# Start of SUPPLIED ENTRIES
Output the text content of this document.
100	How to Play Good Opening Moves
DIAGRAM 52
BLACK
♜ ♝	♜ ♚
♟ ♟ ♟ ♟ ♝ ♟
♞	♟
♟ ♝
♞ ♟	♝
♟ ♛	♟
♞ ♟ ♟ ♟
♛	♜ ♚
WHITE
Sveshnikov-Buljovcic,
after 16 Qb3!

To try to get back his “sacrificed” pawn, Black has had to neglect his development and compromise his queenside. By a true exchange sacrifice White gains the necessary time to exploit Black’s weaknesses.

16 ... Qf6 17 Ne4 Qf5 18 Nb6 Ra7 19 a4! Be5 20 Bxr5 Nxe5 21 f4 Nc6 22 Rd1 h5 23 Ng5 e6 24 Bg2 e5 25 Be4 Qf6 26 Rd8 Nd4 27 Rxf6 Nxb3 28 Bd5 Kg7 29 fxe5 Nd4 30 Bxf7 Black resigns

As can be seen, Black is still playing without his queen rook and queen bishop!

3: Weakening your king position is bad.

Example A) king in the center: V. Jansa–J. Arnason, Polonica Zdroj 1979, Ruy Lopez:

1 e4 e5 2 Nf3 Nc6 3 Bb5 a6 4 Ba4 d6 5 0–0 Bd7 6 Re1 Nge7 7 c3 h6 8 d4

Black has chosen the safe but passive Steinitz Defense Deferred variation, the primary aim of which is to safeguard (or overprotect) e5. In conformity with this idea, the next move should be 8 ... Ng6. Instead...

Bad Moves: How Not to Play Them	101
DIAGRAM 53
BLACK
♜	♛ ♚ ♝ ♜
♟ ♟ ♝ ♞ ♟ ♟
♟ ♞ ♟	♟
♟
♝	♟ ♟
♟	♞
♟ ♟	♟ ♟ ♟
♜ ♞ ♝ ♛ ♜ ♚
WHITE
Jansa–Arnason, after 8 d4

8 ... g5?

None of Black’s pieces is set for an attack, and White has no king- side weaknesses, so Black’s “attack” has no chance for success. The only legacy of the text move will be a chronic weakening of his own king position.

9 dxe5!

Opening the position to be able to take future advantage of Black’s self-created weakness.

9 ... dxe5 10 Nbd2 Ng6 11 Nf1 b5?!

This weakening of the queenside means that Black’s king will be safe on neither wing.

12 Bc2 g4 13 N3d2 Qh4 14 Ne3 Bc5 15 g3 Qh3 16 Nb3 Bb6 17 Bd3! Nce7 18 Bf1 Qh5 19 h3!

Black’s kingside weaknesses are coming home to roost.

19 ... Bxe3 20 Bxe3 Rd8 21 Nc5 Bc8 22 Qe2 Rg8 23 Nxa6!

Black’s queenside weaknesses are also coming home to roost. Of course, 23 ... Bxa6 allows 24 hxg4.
# End of SUPPLIED ENTRIES
> [WORK INSTRUCTIONS]
List every line above that contains the word "position".

> [RESPONSE FOR THIS EXERCISE]
3: Weakening your king position is bad.
None of Black’s pieces is set for an attack, and White has no king- side weaknesses, so Black’s “attack” has no chance for success. The only legacy of the text move will be a chronic weakening of his own king position.
Opening the position to be able to take future advantage of Black’s self-created weakness.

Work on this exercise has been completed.